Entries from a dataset
──────

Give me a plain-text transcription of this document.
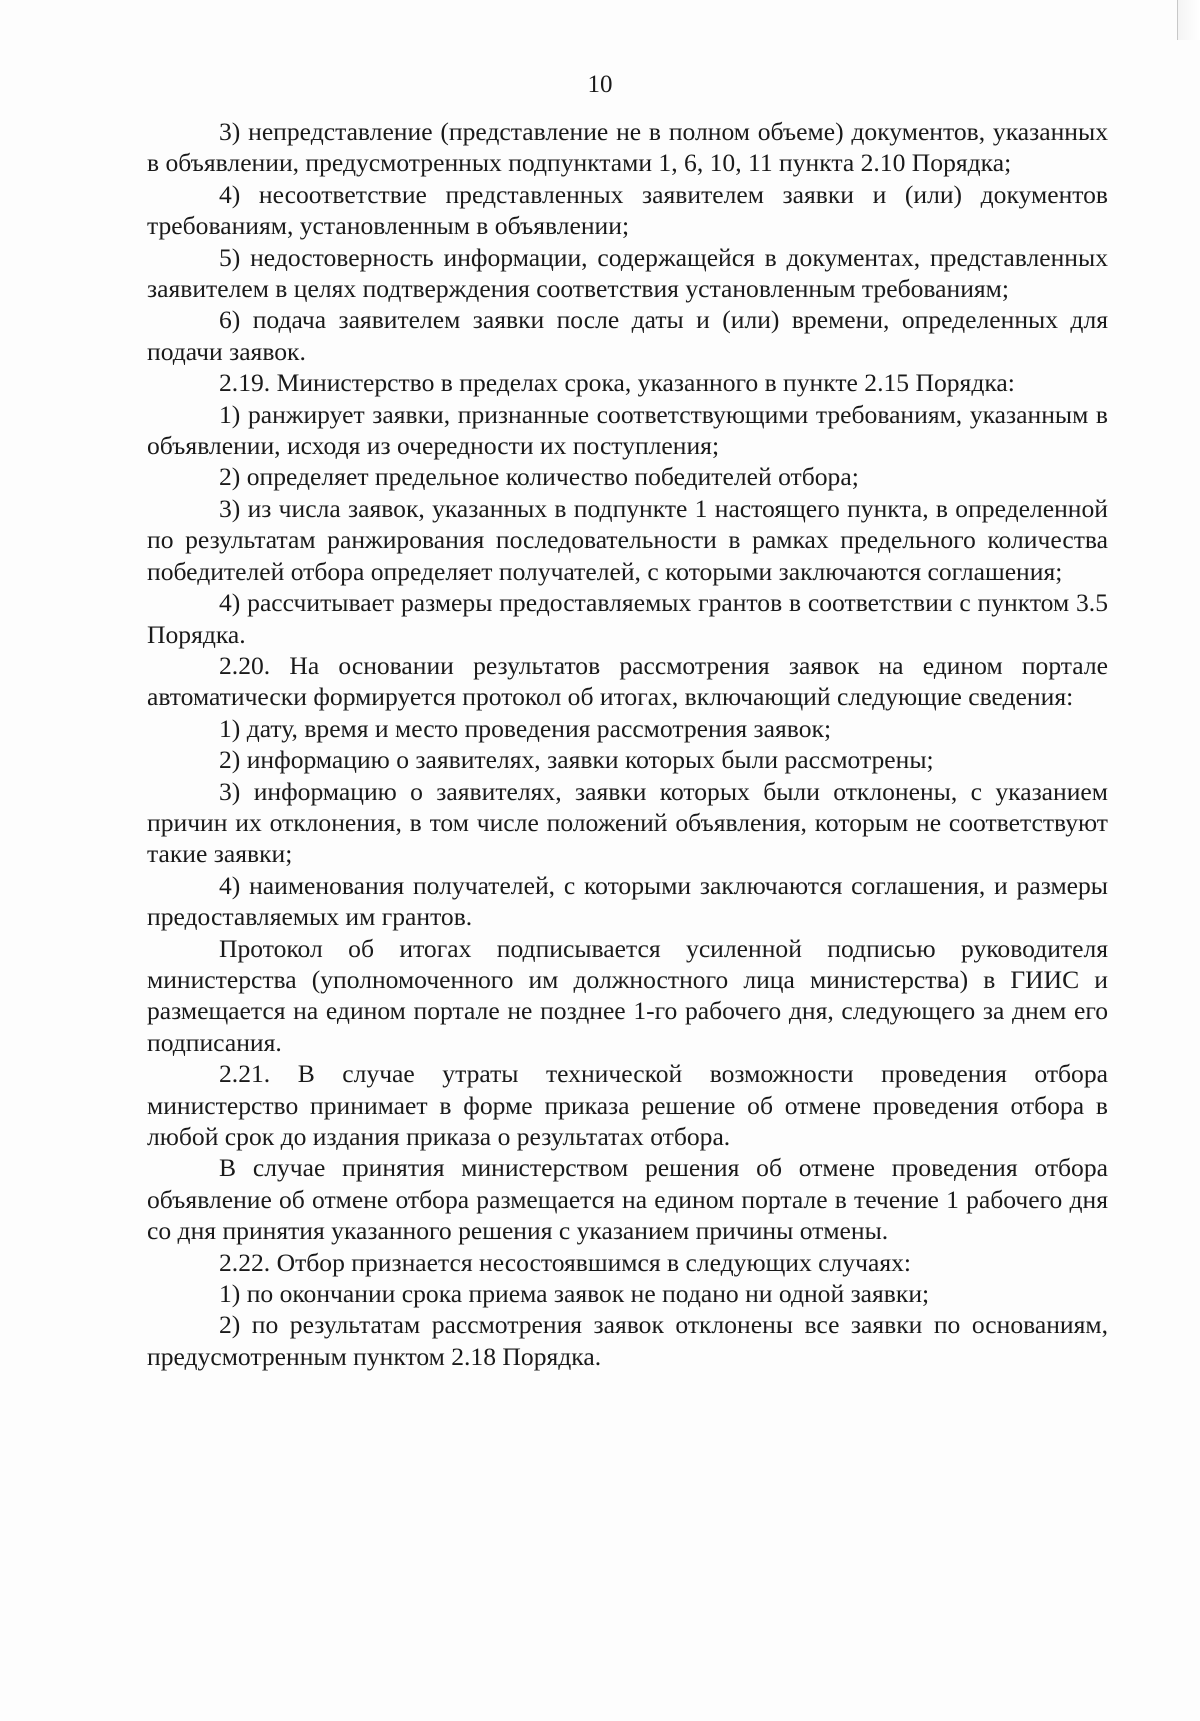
10

3) непредставление (представление не в полном объеме) документов, указанных в объявлении, предусмотренных подпунктами 1, 6, 10, 11 пункта 2.10 Порядка;

4) несоответствие представленных заявителем заявки и (или) документов требованиям, установленным в объявлении;

5) недостоверность информации, содержащейся в документах, представленных заявителем в целях подтверждения соответствия установленным требованиям;

6) подача заявителем заявки после даты и (или) времени, определенных для подачи заявок.

2.19. Министерство в пределах срока, указанного в пункте 2.15 Порядка:

1) ранжирует заявки, признанные соответствующими требованиям, указанным в объявлении, исходя из очередности их поступления;

2) определяет предельное количество победителей отбора;

3) из числа заявок, указанных в подпункте 1 настоящего пункта, в определенной по результатам ранжирования последовательности в рамках предельного количества победителей отбора определяет получателей, с которыми заключаются соглашения;

4) рассчитывает размеры предоставляемых грантов в соответствии с пунктом 3.5 Порядка.

2.20. На основании результатов рассмотрения заявок на едином портале автоматически формируется протокол об итогах, включающий следующие сведения:

1) дату, время и место проведения рассмотрения заявок;

2) информацию о заявителях, заявки которых были рассмотрены;

3) информацию о заявителях, заявки которых были отклонены, с указанием причин их отклонения, в том числе положений объявления, которым не соответствуют такие заявки;

4) наименования получателей, с которыми заключаются соглашения, и размеры предоставляемых им грантов.

Протокол об итогах подписывается усиленной подписью руководителя министерства (уполномоченного им должностного лица министерства) в ГИИС и размещается на едином портале не позднее 1-го рабочего дня, следующего за днем его подписания.

2.21. В случае утраты технической возможности проведения отбора министерство принимает в форме приказа решение об отмене проведения отбора в любой срок до издания приказа о результатах отбора.

В случае принятия министерством решения об отмене проведения отбора объявление об отмене отбора размещается на едином портале в течение 1 рабочего дня со дня принятия указанного решения с указанием причины отмены.

2.22. Отбор признается несостоявшимся в следующих случаях:

1) по окончании срока приема заявок не подано ни одной заявки;

2) по результатам рассмотрения заявок отклонены все заявки по основаниям, предусмотренным пунктом 2.18 Порядка.
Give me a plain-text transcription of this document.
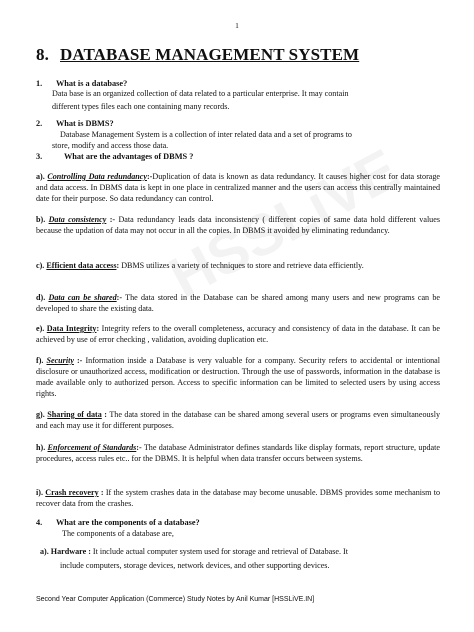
1
8. DATABASE MANAGEMENT SYSTEM
1. What is a database?
Data base is an organized collection of data related to a particular enterprise. It may contain
different types files each one containing many records.
2. What is DBMS?
Database Management System is a collection of inter related data and a set of programs to
store, modify and access those data.
3.	What are the advantages of DBMS ?
a). Controlling Data redundancy:-Duplication of data is known as data redundancy. It causes higher cost for data storage and data access. In DBMS data is kept in one place in centralized manner and the users can access this centrally maintained date for their purpose. So data redundancy can control.
b). Data consistency :- Data redundancy leads data inconsistency ( different copies of same data hold different values because the updation of data may not occur in all the copies. In DBMS it avoided by eliminating redundancy.
c). Efficient data access: DBMS utilizes a variety of techniques to store and retrieve data efficiently.
d). Data can be shared:- The data stored in the Database can be shared among many users and new programs can be developed to share the existing data.
e). Data Integrity: Integrity refers to the overall completeness, accuracy and consistency of data in the database. It can be achieved by use of error checking , validation, avoiding duplication etc.
f). Security :- Information inside a Database is very valuable for a company. Security refers to accidental or intentional disclosure or unauthorized access, modification or destruction. Through the use of passwords, information in the database is made available only to authorized person. Access to specific information can be limited to selected users by using access rights.
g). Sharing of data : The data stored in the database can be shared among several users or programs even simultaneously and each may use it for different purposes.
h). Enforcement of Standards:- The database Administrator defines standards like display formats, report structure, update procedures, access rules etc.. for the DBMS. It is helpful when data transfer occurs between systems.
i). Crash recovery : If the system crashes data in the database may become unusable. DBMS provides some mechanism to recover data from the crashes.
4. What are the components of a database?
The components of a database are,
a). Hardware : It include actual computer system used for storage and retrieval of Database. It
include computers, storage devices, network devices, and other supporting devices.
Second Year Computer Application (Commerce) Study Notes by Anil Kumar [HSSLiVE.IN]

──────

Task statement = Using the data above, write out every line exactly, leaving the images behind.

Answer to the exercise =
Give me a plain-text transcription of this document.
10

3) непредставление (представление не в полном объеме) документов, указанных в объявлении, предусмотренных подпунктами 1, 6, 10, 11 пункта 2.10 Порядка;

4) несоответствие представленных заявителем заявки и (или) документов требованиям, установленным в объявлении;

5) недостоверность информации, содержащейся в документах, представленных заявителем в целях подтверждения соответствия установленным требованиям;

6) подача заявителем заявки после даты и (или) времени, определенных для подачи заявок.

2.19. Министерство в пределах срока, указанного в пункте 2.15 Порядка:

1) ранжирует заявки, признанные соответствующими требованиям, указанным в объявлении, исходя из очередности их поступления;

2) определяет предельное количество победителей отбора;

3) из числа заявок, указанных в подпункте 1 настоящего пункта, в определенной по результатам ранжирования последовательности в рамках предельного количества победителей отбора определяет получателей, с которыми заключаются соглашения;

4) рассчитывает размеры предоставляемых грантов в соответствии с пунктом 3.5 Порядка.

2.20. На основании результатов рассмотрения заявок на едином портале автоматически формируется протокол об итогах, включающий следующие сведения:

1) дату, время и место проведения рассмотрения заявок;

2) информацию о заявителях, заявки которых были рассмотрены;

3) информацию о заявителях, заявки которых были отклонены, с указанием причин их отклонения, в том числе положений объявления, которым не соответствуют такие заявки;

4) наименования получателей, с которыми заключаются соглашения, и размеры предоставляемых им грантов.

Протокол об итогах подписывается усиленной подписью руководителя министерства (уполномоченного им должностного лица министерства) в ГИИС и размещается на едином портале не позднее 1-го рабочего дня, следующего за днем его подписания.

2.21. В случае утраты технической возможности проведения отбора министерство принимает в форме приказа решение об отмене проведения отбора в любой срок до издания приказа о результатах отбора.

В случае принятия министерством решения об отмене проведения отбора объявление об отмене отбора размещается на едином портале в течение 1 рабочего дня со дня принятия указанного решения с указанием причины отмены.

2.22. Отбор признается несостоявшимся в следующих случаях:

1) по окончании срока приема заявок не подано ни одной заявки;

2) по результатам рассмотрения заявок отклонены все заявки по основаниям, предусмотренным пунктом 2.18 Порядка.
Give me a plain-text transcription of this document.
1
8. DATABASE MANAGEMENT SYSTEM
1. What is a database?
Data base is an organized collection of data related to a particular enterprise. It may contain
different types files each one containing many records.
2. What is DBMS?
Database Management System is a collection of inter related data and a set of programs to
store, modify and access those data.
3.	What are the advantages of DBMS ?
a). Controlling Data redundancy:-Duplication of data is known as data redundancy. It causes higher cost for data storage and data access. In DBMS data is kept in one place in centralized manner and the users can access this centrally maintained date for their purpose. So data redundancy can control.
b). Data consistency :- Data redundancy leads data inconsistency ( different copies of same data hold different values because the updation of data may not occur in all the copies. In DBMS it avoided by eliminating redundancy.
c). Efficient data access: DBMS utilizes a variety of techniques to store and retrieve data efficiently.
d). Data can be shared:- The data stored in the Database can be shared among many users and new programs can be developed to share the existing data.
e). Data Integrity: Integrity refers to the overall completeness, accuracy and consistency of data in the database. It can be achieved by use of error checking , validation, avoiding duplication etc.
f). Security :- Information inside a Database is very valuable for a company. Security refers to accidental or intentional disclosure or unauthorized access, modification or destruction. Through the use of passwords, information in the database is made available only to authorized person. Access to specific information can be limited to selected users by using access rights.
g). Sharing of data : The data stored in the database can be shared among several users or programs even simultaneously and each may use it for different purposes.
h). Enforcement of Standards:- The database Administrator defines standards like display formats, report structure, update procedures, access rules etc.. for the DBMS. It is helpful when data transfer occurs between systems.
i). Crash recovery : If the system crashes data in the database may become unusable. DBMS provides some mechanism to recover data from the crashes.
4. What are the components of a database?
The components of a database are,
a). Hardware : It include actual computer system used for storage and retrieval of Database. It
include computers, storage devices, network devices, and other supporting devices.
Second Year Computer Application (Commerce) Study Notes by Anil Kumar [HSSLiVE.IN]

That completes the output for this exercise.